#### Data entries

↓

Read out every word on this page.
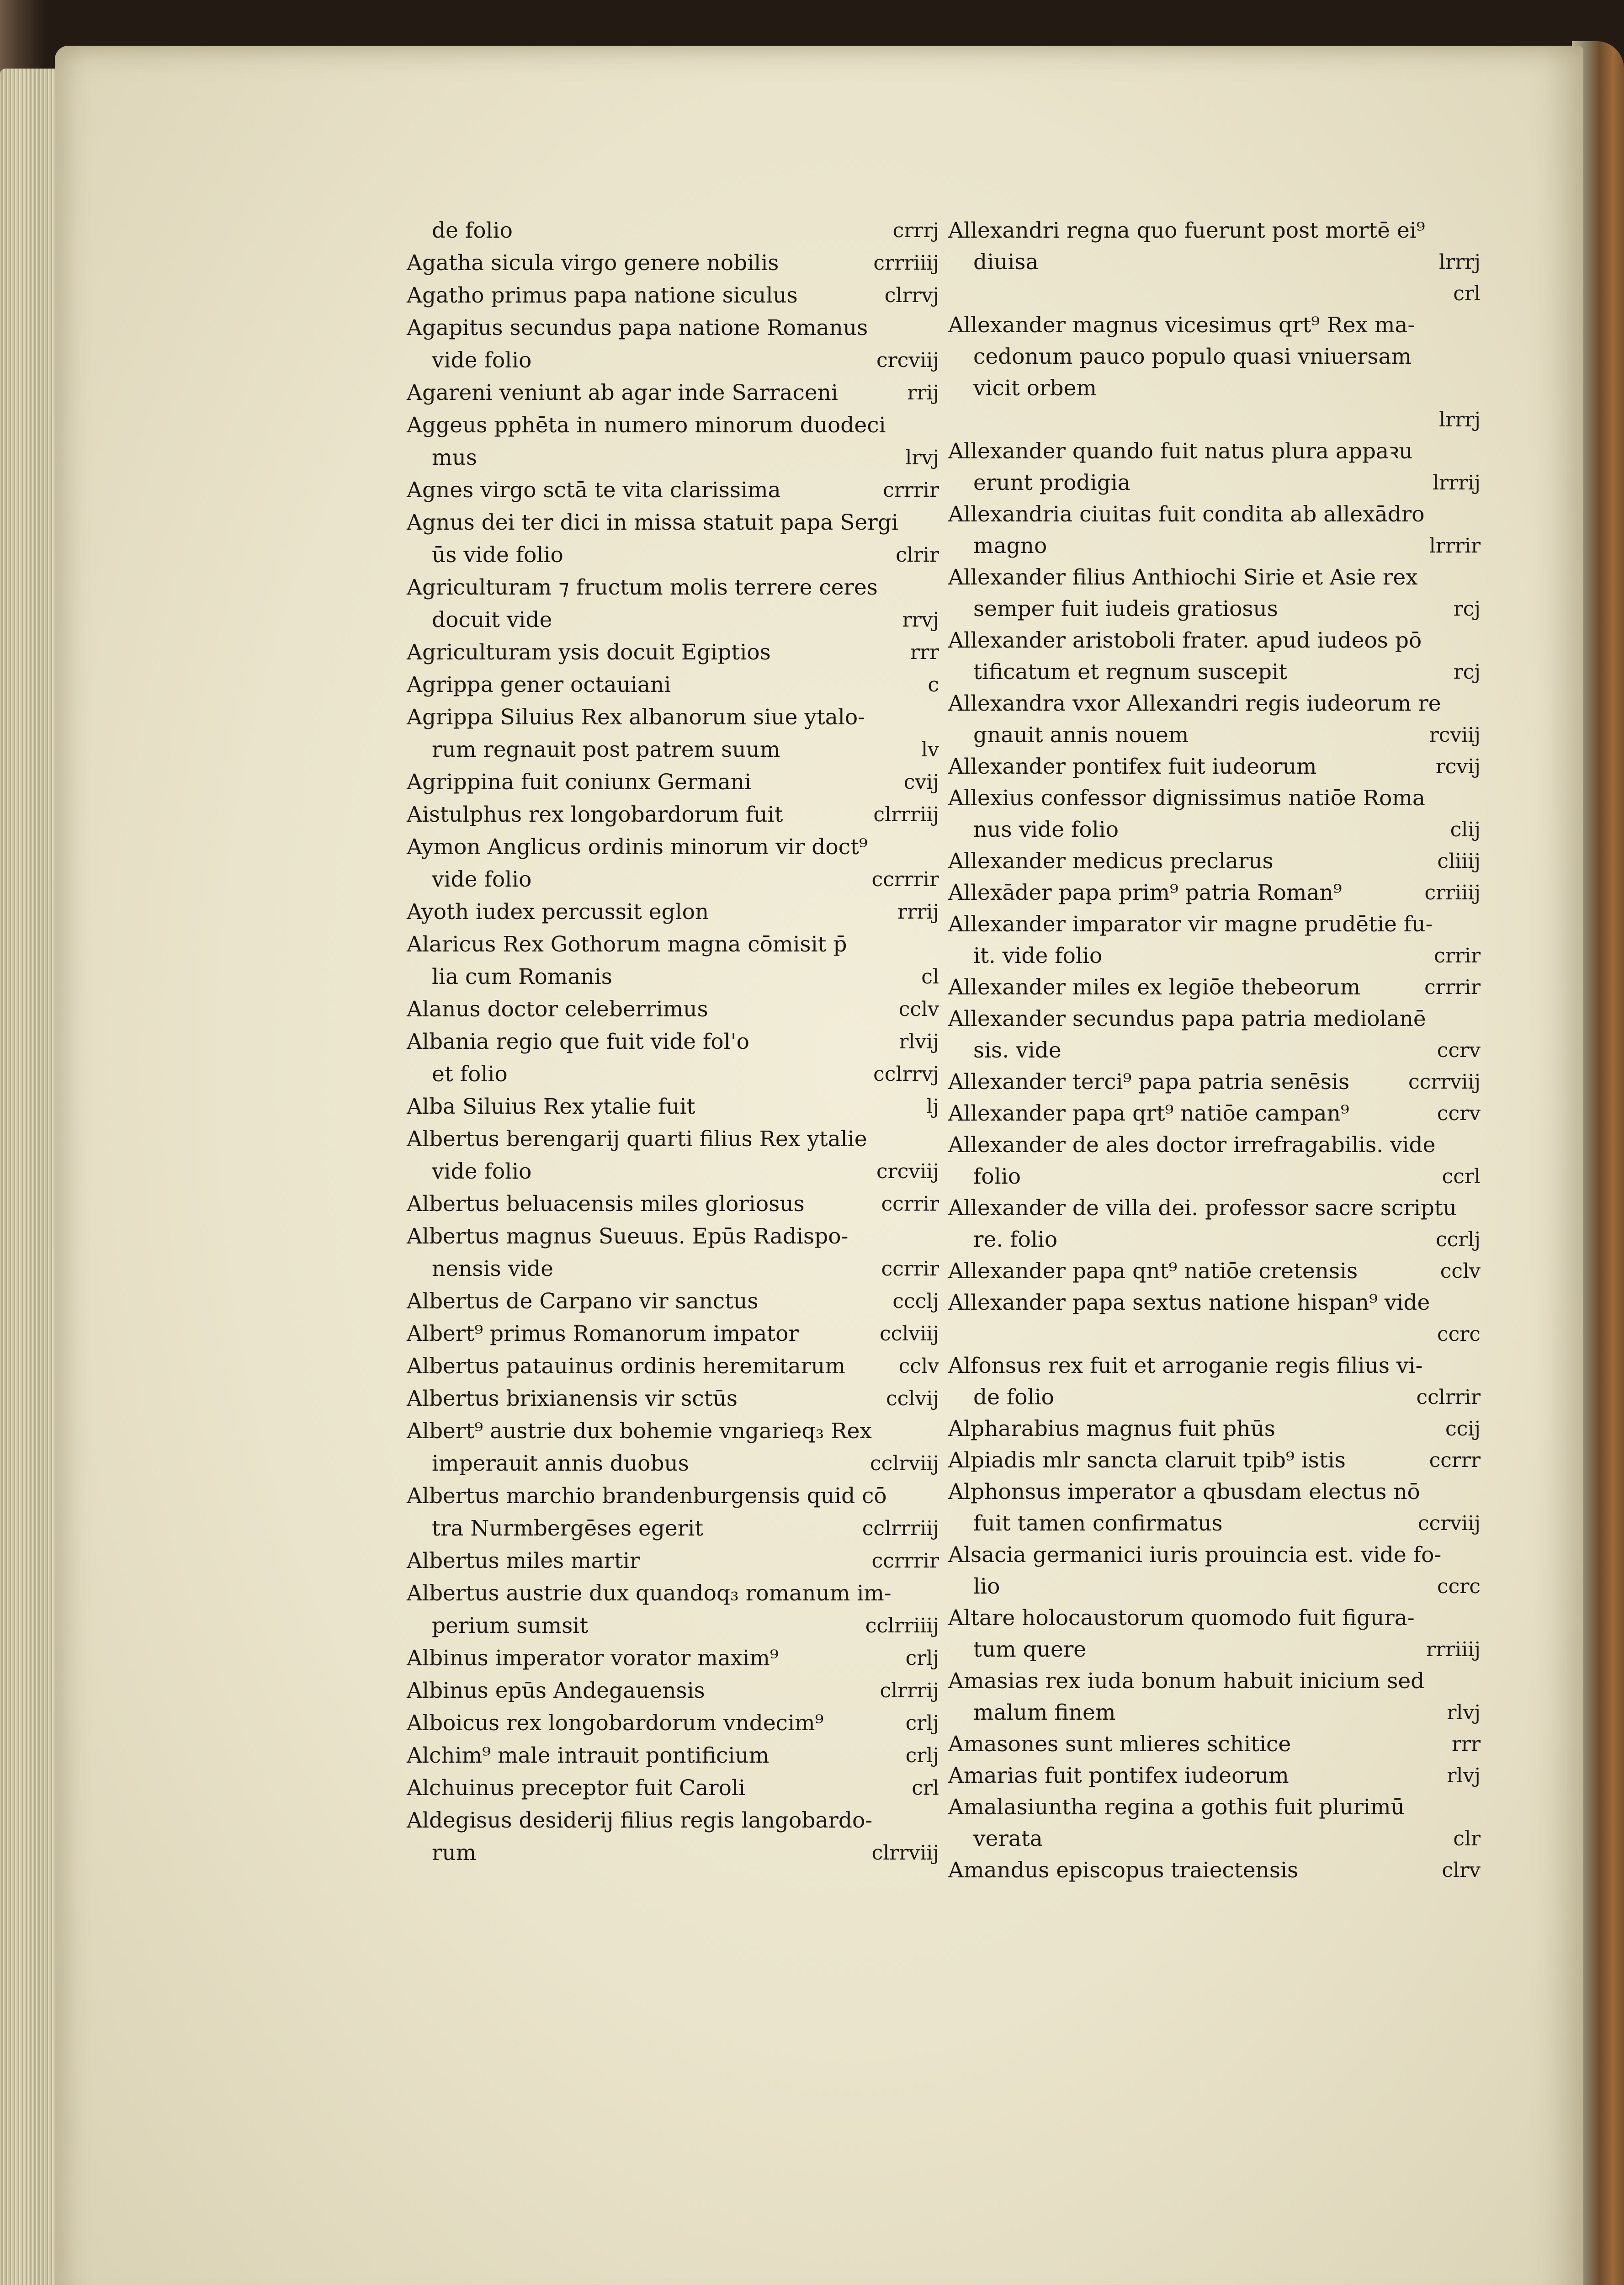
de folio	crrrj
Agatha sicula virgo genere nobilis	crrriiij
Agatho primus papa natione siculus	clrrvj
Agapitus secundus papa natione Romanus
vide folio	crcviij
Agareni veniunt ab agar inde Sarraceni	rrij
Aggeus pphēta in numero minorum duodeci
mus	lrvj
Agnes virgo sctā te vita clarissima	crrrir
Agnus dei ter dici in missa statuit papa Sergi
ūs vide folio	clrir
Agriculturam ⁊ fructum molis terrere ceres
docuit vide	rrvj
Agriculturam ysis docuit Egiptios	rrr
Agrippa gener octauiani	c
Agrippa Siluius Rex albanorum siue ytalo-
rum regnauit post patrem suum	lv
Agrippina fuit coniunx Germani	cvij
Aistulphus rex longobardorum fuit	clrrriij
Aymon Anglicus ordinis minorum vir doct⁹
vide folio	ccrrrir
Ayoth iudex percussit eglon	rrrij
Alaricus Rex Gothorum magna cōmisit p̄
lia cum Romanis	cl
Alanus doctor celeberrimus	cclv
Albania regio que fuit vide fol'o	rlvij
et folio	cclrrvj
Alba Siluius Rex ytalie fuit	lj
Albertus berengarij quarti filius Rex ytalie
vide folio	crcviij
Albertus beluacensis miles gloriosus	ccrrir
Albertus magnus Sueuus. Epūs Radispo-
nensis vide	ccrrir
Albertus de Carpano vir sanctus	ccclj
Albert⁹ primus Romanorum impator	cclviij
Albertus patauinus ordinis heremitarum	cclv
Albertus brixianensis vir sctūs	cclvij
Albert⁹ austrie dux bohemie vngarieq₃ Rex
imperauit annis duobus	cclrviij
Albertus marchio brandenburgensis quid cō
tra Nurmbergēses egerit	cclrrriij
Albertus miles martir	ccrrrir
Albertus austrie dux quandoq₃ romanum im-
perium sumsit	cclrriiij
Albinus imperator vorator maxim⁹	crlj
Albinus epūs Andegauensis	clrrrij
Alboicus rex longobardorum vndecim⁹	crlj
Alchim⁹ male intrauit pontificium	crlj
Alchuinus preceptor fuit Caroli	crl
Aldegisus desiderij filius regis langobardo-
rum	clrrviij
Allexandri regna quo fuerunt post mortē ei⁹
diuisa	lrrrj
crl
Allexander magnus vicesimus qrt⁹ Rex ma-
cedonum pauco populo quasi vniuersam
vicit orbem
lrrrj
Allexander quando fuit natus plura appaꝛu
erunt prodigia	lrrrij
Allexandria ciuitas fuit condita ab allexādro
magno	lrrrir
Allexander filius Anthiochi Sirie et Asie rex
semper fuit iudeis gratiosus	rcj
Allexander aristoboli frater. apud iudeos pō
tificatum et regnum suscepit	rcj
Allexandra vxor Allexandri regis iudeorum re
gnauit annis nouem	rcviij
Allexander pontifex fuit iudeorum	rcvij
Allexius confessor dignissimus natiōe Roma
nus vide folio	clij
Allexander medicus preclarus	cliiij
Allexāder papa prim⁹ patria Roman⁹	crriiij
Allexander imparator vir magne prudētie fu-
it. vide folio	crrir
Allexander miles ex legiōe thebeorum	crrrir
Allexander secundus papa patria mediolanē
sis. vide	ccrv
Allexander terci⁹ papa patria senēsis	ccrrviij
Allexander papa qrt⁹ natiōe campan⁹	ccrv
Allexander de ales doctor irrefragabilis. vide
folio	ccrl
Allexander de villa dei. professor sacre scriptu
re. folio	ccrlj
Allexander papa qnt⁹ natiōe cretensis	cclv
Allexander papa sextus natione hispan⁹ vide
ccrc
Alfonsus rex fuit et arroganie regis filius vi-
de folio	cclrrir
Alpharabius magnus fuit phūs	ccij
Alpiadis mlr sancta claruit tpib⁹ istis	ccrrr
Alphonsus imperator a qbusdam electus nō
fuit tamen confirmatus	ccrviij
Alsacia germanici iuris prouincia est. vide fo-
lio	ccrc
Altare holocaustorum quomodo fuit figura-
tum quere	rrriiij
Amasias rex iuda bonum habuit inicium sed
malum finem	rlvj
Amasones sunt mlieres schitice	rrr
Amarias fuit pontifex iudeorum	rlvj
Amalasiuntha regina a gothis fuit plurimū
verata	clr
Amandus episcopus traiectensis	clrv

↑
↓

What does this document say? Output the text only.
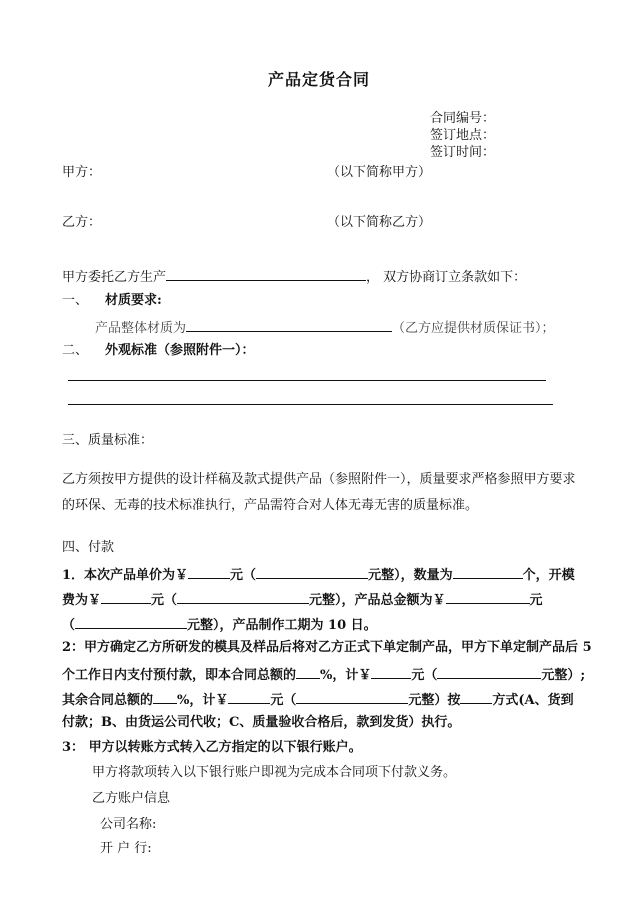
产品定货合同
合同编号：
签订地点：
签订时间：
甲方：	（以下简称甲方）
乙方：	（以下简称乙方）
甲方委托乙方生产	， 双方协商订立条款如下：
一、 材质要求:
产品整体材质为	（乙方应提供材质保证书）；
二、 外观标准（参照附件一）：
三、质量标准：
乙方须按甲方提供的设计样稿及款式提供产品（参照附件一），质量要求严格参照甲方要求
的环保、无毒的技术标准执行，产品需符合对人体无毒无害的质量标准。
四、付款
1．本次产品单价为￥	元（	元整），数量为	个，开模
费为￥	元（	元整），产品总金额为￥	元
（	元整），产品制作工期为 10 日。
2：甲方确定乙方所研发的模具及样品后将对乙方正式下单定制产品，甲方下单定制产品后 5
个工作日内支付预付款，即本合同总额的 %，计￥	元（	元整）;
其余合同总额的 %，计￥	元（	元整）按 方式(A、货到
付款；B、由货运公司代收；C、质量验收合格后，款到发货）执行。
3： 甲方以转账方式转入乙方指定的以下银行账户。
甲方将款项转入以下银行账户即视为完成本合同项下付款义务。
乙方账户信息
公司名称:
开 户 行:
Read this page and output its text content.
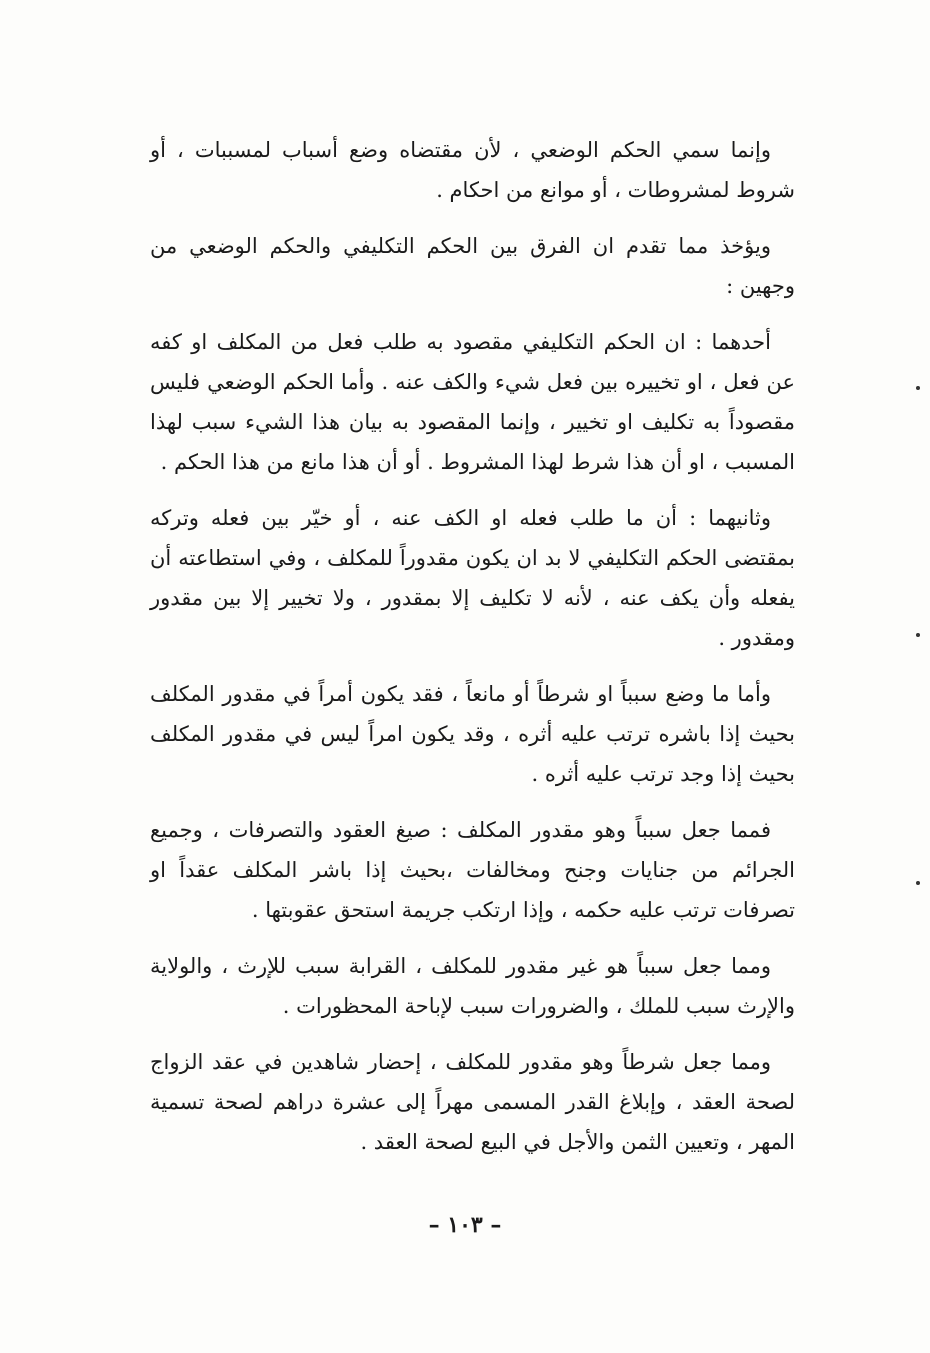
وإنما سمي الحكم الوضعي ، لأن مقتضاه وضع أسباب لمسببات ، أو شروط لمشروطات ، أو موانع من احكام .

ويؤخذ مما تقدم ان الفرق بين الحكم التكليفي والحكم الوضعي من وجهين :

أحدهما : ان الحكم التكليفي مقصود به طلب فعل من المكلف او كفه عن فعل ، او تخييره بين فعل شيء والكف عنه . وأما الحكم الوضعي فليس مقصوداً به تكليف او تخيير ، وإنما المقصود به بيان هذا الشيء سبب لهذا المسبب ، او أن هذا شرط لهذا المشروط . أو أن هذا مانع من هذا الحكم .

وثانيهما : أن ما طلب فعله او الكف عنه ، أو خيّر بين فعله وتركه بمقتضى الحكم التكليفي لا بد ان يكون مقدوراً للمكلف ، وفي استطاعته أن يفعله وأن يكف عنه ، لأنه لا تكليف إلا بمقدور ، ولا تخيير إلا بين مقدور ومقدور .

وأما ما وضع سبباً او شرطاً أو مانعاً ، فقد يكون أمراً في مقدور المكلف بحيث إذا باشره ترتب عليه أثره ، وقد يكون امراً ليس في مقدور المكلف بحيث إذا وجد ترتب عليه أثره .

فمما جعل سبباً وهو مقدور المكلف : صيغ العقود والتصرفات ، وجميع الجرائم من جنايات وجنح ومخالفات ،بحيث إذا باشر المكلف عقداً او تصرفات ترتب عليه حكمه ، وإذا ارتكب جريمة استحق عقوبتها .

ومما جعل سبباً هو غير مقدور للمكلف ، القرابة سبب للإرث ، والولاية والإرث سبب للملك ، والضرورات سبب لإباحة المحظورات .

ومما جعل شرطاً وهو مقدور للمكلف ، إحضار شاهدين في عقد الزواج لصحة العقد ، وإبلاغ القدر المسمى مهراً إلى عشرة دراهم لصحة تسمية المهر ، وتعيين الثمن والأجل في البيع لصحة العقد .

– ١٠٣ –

↑

#### What the task requires
Identify the lines of the data that contain the word "longobardorum". Copy each of them.

#### Solution for this problem
Aistulphus rex longobardorum fuit	clrrriij
Alboicus rex longobardorum vndecim⁹	crlj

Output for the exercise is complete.